**TASK DIRECTIONS**
Recast every line of the material below as a Markdown table with the columns Row and Text, numbering the rows and skipping blank lines. Leave the pictures out.

**MATERIAL SHOWN**
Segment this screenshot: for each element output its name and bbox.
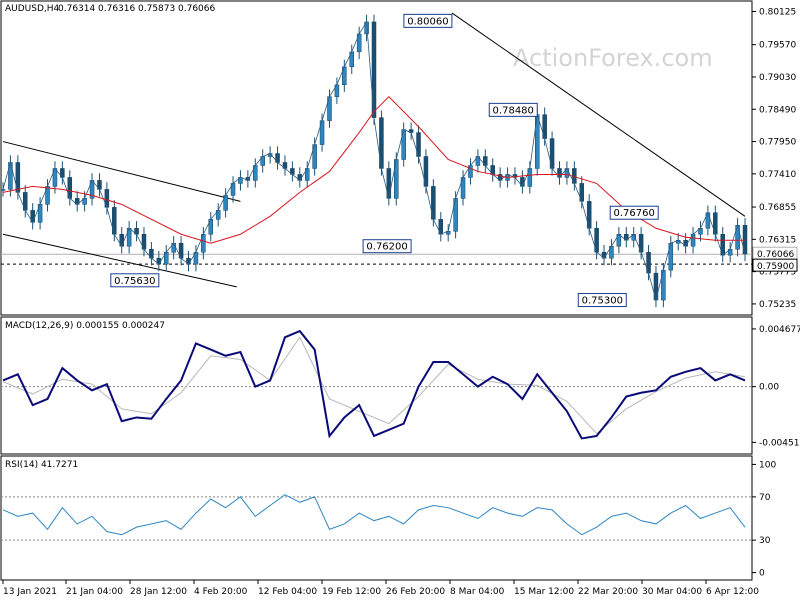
macd-tick-label: 0.004677 (759, 325, 800, 335)
time-x-axis: 13 Jan 2021 21 Jan 04:00 28 Jan 12:00 4 Feb… (2, 580, 759, 597)
macd-title: MACD(12,26,9) 0.000155 0.000247 (5, 321, 165, 331)
macd-tick-label: 0.00 (759, 383, 779, 393)
price-tick-label: 0.78490 (759, 105, 796, 115)
current-price-label: 0.76066 (757, 250, 794, 260)
annotation-label: 0.75630 (114, 276, 155, 287)
rsi-y-axis: 100 70 30 0 (752, 460, 776, 579)
rsi-tick-label: 30 (759, 536, 771, 546)
watermark-text: ActionForex.com (513, 44, 713, 72)
price-tick-label: 0.77410 (759, 170, 796, 180)
annotation-label: 0.80060 (407, 16, 448, 27)
macd-plot (1, 329, 752, 440)
price-tick-label: 0.75235 (759, 300, 796, 310)
macd-signal-line (2, 336, 746, 435)
macd-line (2, 329, 746, 440)
time-tick-label: 22 Mar 20:00 (578, 587, 638, 597)
support-price-tag (752, 258, 798, 272)
annotation-label: 0.78480 (493, 105, 534, 116)
trendline-channel-upper (2, 141, 241, 202)
support-price-label: 0.75900 (757, 262, 794, 272)
annotation-box (403, 13, 453, 28)
price-tick-label: 0.76315 (759, 235, 796, 245)
annotation-box (577, 293, 627, 308)
macd-y-axis: 0.004677 0.00 -0.004519 (752, 325, 800, 448)
price-tick-label: 0.79570 (759, 41, 796, 51)
time-tick-label: 6 Apr 12:00 (706, 587, 759, 597)
time-tick-label: 30 Mar 04:00 (642, 587, 702, 597)
annotation-box (609, 205, 659, 220)
price-tick-label: 0.75775 (759, 268, 796, 278)
price-plot: 0.80060 0.78480 0.76200 0.75630 0.76760 0.753… (0, 12, 752, 308)
ohlc-open: 0.76314 (58, 4, 95, 14)
rsi-tick-label: 0 (759, 569, 765, 579)
time-tick-label: 13 Jan 2021 (3, 587, 57, 597)
annotation-label: 0.75300 (582, 296, 623, 307)
rsi-panel-frame (0, 455, 753, 581)
rsi-tick-label: 100 (759, 460, 776, 470)
ohlc-close: 0.76066 (178, 4, 215, 14)
price-candle (742, 225, 748, 255)
macd-panel-frame (0, 316, 753, 455)
price-tick-label: 0.79030 (759, 73, 796, 83)
rsi-tick-label: 70 (759, 493, 771, 503)
price-panel-frame (0, 0, 753, 316)
trendline-falling-resistance (451, 12, 746, 217)
time-tick-label: 19 Feb 12:00 (322, 587, 381, 597)
time-tick-label: 8 Mar 04:00 (450, 587, 505, 597)
trendline-channel-lower (2, 233, 237, 288)
moving-average-line (2, 95, 745, 244)
price-tick-label: 0.80125 (759, 7, 796, 17)
ohlc-low: 0.75873 (138, 4, 175, 14)
time-tick-label: 28 Jan 12:00 (130, 587, 187, 597)
price-y-axis: 0.80125 0.79570 0.79030 0.78490 0.77950 0.774… (752, 7, 798, 310)
ohlc-high: 0.76316 (98, 4, 135, 14)
annotation-box (110, 273, 160, 288)
annotation-label: 0.76200 (366, 242, 407, 253)
symbol-label: AUDUSD,H4 (5, 4, 60, 14)
price-candle (0, 189, 6, 191)
rsi-title: RSI(14) 41.7271 (5, 460, 78, 470)
price-line (2, 20, 746, 302)
time-tick-label: 12 Feb 04:00 (258, 587, 317, 597)
time-tick-label: 26 Feb 20:00 (386, 587, 445, 597)
time-tick-label: 4 Feb 20:00 (194, 587, 248, 597)
rsi-plot (1, 494, 752, 541)
macd-tick-label: -0.004519 (759, 438, 800, 448)
time-tick-label: 15 Mar 12:00 (514, 587, 574, 597)
annotation-label: 0.76760 (614, 208, 655, 219)
annotation-box (362, 239, 412, 254)
price-tick-label: 0.77950 (759, 138, 796, 148)
price-tick-label: 0.76855 (759, 203, 796, 213)
rsi-line (2, 494, 746, 536)
time-tick-label: 21 Jan 04:00 (66, 587, 123, 597)
annotation-box (488, 102, 538, 117)
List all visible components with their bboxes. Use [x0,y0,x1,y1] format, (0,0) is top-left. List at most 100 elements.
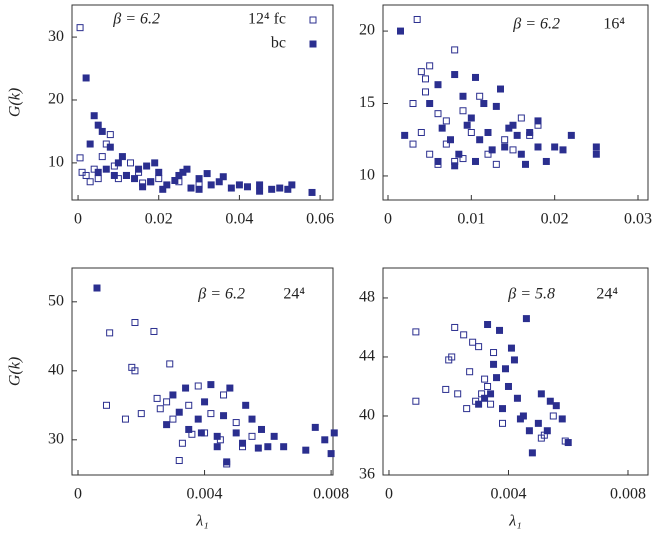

**RESULT**
| Row | Text |
|---|---|
| 1 | Segment this screenshot: for each element output its name and bbox. |
| 2 | macd-tick-label: 0.004677 (759, 325, 800, 335) |
| 3 | time-x-axis: 13 Jan 2021 21 Jan 04:00 28 Jan 12:00 4 Feb… (2, 580, 759, 597) |
| 4 | macd-title: MACD(12,26,9) 0.000155 0.000247 (5, 321, 165, 331) |
| 5 | macd-tick-label: 0.00 (759, 383, 779, 393) |
| 6 | price-tick-label: 0.78490 (759, 105, 796, 115) |
| 7 | current-price-label: 0.76066 (757, 250, 794, 260) |
| 8 | annotation-label: 0.75630 (114, 276, 155, 287) |
| 9 | rsi-y-axis: 100 70 30 0 (752, 460, 776, 579) |
| 10 | rsi-tick-label: 30 (759, 536, 771, 546) |
| 11 | watermark-text: ActionForex.com (513, 44, 713, 72) |
| 12 | price-tick-label: 0.77410 (759, 170, 796, 180) |
| 13 | annotation-label: 0.80060 (407, 16, 448, 27) |
| 14 | macd-plot (1, 329, 752, 440) |
| 15 | price-tick-label: 0.75235 (759, 300, 796, 310) |
| 16 | macd-signal-line (2, 336, 746, 435) |
| 17 | macd-line (2, 329, 746, 440) |
| 18 | time-tick-label: 22 Mar 20:00 (578, 587, 638, 597) |
| 19 | support-price-tag (752, 258, 798, 272) |
| 20 | annotation-label: 0.78480 (493, 105, 534, 116) |
| 21 | trendline-channel-upper (2, 141, 241, 202) |
| 22 | support-price-label: 0.75900 (757, 262, 794, 272) |
| 23 | annotation-box (403, 13, 453, 28) |
| 24 | price-tick-label: 0.76315 (759, 235, 796, 245) |
| 25 | annotation-box (577, 293, 627, 308) |
| 26 | macd-y-axis: 0.004677 0.00 -0.004519 (752, 325, 800, 448) |
| 27 | price-tick-label: 0.79570 (759, 41, 796, 51) |
| 28 | time-tick-label: 6 Apr 12:00 (706, 587, 759, 597) |
| 29 | time-tick-label: 30 Mar 04:00 (642, 587, 702, 597) |
| 30 | annotation-box (609, 205, 659, 220) |
| 31 | price-tick-label: 0.75775 (759, 268, 796, 278) |
| 32 | price-plot: 0.80060 0.78480 0.76200 0.75630 0.76760 0.753… (0, 12, 752, 308) |
| 33 | ohlc-open: 0.76314 (58, 4, 95, 14) |
| 34 | rsi-tick-label: 0 (759, 569, 765, 579) |
| 35 | time-tick-label: 13 Jan 2021 (3, 587, 57, 597) |
| 36 | annotation-label: 0.75300 (582, 296, 623, 307) |
| 37 | rsi-panel-frame (0, 455, 753, 581) |
| 38 | rsi-tick-label: 100 (759, 460, 776, 470) |
| 39 | ohlc-close: 0.76066 (178, 4, 215, 14) |
| 40 | price-candle (742, 225, 748, 255) |
| 41 | macd-panel-frame (0, 316, 753, 455) |
| 42 | price-tick-label: 0.79030 (759, 73, 796, 83) |
| 43 | rsi-tick-label: 70 (759, 493, 771, 503) |
| 44 | price-panel-frame (0, 0, 753, 316) |
| 45 | trendline-falling-resistance (451, 12, 746, 217) |
| 46 | time-tick-label: 19 Feb 12:00 (322, 587, 381, 597) |
| 47 | time-tick-label: 8 Mar 04:00 (450, 587, 505, 597) |
| 48 | trendline-channel-lower (2, 233, 237, 288) |
| 49 | moving-average-line (2, 95, 745, 244) |
| 50 | price-tick-label: 0.80125 (759, 7, 796, 17) |
| 51 | ohlc-low: 0.75873 (138, 4, 175, 14) |
| 52 | time-tick-label: 28 Jan 12:00 (130, 587, 187, 597) |
| 53 | price-y-axis: 0.80125 0.79570 0.79030 0.78490 0.77950 0.774… (752, 7, 798, 310) |
| 54 | ohlc-high: 0.76316 (98, 4, 135, 14) |
| 55 | annotation-box (110, 273, 160, 288) |
| 56 | annotation-label: 0.76200 (366, 242, 407, 253) |
| 57 | symbol-label: AUDUSD,H4 (5, 4, 60, 14) |
| 58 | price-candle (0, 189, 6, 191) |
| 59 | rsi-title: RSI(14) 41.7271 (5, 460, 78, 470) |
| 60 | price-line (2, 20, 746, 302) |
| 61 | time-tick-label: 12 Feb 04:00 (258, 587, 317, 597) |
| 62 | time-tick-label: 26 Feb 20:00 (386, 587, 445, 597) |
| 63 | time-tick-label: 4 Feb 20:00 (194, 587, 248, 597) |
| 64 | rsi-plot (1, 494, 752, 541) |
| 65 | macd-tick-label: -0.004519 (759, 438, 800, 448) |
| 66 | time-tick-label: 15 Mar 12:00 (514, 587, 574, 597) |
| 67 | annotation-label: 0.76760 (614, 208, 655, 219) |
| 68 | annotation-box (362, 239, 412, 254) |
| 69 | price-tick-label: 0.77950 (759, 138, 796, 148) |
| 70 | price-tick-label: 0.76855 (759, 203, 796, 213) |
| 71 | rsi-line (2, 494, 746, 536) |
| 72 | time-tick-label: 21 Jan 04:00 (66, 587, 123, 597) |
| 73 | annotation-box (488, 102, 538, 117) |
| 74 | List all visible components with their bboxes. Use [x0,y0,x1,y1] format, (0,0) is top-left. List at most 100 elements. |